* WORK TO BE COMPLETED: Extract each line of the data and write it out again exactly.

* EXTRACTED ENTRIES:
···
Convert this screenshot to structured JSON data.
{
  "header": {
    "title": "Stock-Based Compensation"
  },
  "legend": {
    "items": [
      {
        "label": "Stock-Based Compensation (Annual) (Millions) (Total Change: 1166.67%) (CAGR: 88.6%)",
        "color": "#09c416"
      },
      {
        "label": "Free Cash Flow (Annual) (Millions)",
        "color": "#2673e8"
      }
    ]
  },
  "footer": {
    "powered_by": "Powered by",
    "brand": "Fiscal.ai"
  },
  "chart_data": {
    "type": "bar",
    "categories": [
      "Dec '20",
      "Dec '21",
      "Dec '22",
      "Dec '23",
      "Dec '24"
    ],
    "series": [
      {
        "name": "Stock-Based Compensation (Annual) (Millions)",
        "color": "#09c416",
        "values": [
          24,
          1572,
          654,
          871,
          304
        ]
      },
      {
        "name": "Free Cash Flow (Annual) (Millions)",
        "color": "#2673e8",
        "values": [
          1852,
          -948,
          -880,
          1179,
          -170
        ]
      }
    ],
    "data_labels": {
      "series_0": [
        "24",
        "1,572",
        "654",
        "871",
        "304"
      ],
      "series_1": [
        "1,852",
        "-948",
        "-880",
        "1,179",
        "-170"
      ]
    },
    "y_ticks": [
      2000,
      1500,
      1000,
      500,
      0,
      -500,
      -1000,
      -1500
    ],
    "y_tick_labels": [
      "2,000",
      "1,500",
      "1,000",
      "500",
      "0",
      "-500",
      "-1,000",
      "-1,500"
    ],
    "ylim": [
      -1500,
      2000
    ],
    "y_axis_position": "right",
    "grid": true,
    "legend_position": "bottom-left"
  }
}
···
* OUTPUT OF THE EXERCISE:
Convert this screenshot to structured JSON data.
{
  "header": {
    "title": "Stock-Based Compensation"
  },
  "legend": {
    "items": [
      {
        "label": "Stock-Based Compensation (Annual) (Millions) (Total Change: 1166.67%) (CAGR: 88.6%)",
        "color": "#09c416"
      },
      {
        "label": "Free Cash Flow (Annual) (Millions)",
        "color": "#2673e8"
      }
    ]
  },
  "footer": {
    "powered_by": "Powered by",
    "brand": "Fiscal.ai"
  },
  "chart_data": {
    "type": "bar",
    "categories": [
      "Dec '20",
      "Dec '21",
      "Dec '22",
      "Dec '23",
      "Dec '24"
    ],
    "series": [
      {
        "name": "Stock-Based Compensation (Annual) (Millions)",
        "color": "#09c416",
        "values": [
          24,
          1572,
          654,
          871,
          304
        ]
      },
      {
        "name": "Free Cash Flow (Annual) (Millions)",
        "color": "#2673e8",
        "values": [
          1852,
          -948,
          -880,
          1179,
          -170
        ]
      }
    ],
    "data_labels": {
      "series_0": [
        "24",
        "1,572",
        "654",
        "871",
        "304"
      ],
      "series_1": [
        "1,852",
        "-948",
        "-880",
        "1,179",
        "-170"
      ]
    },
    "y_ticks": [
      2000,
      1500,
      1000,
      500,
      0,
      -500,
      -1000,
      -1500
    ],
    "y_tick_labels": [
      "2,000",
      "1,500",
      "1,000",
      "500",
      "0",
      "-500",
      "-1,000",
      "-1,500"
    ],
    "ylim": [
      -1500,
      2000
    ],
    "y_axis_position": "right",
    "grid": true,
    "legend_position": "bottom-left"
  }
}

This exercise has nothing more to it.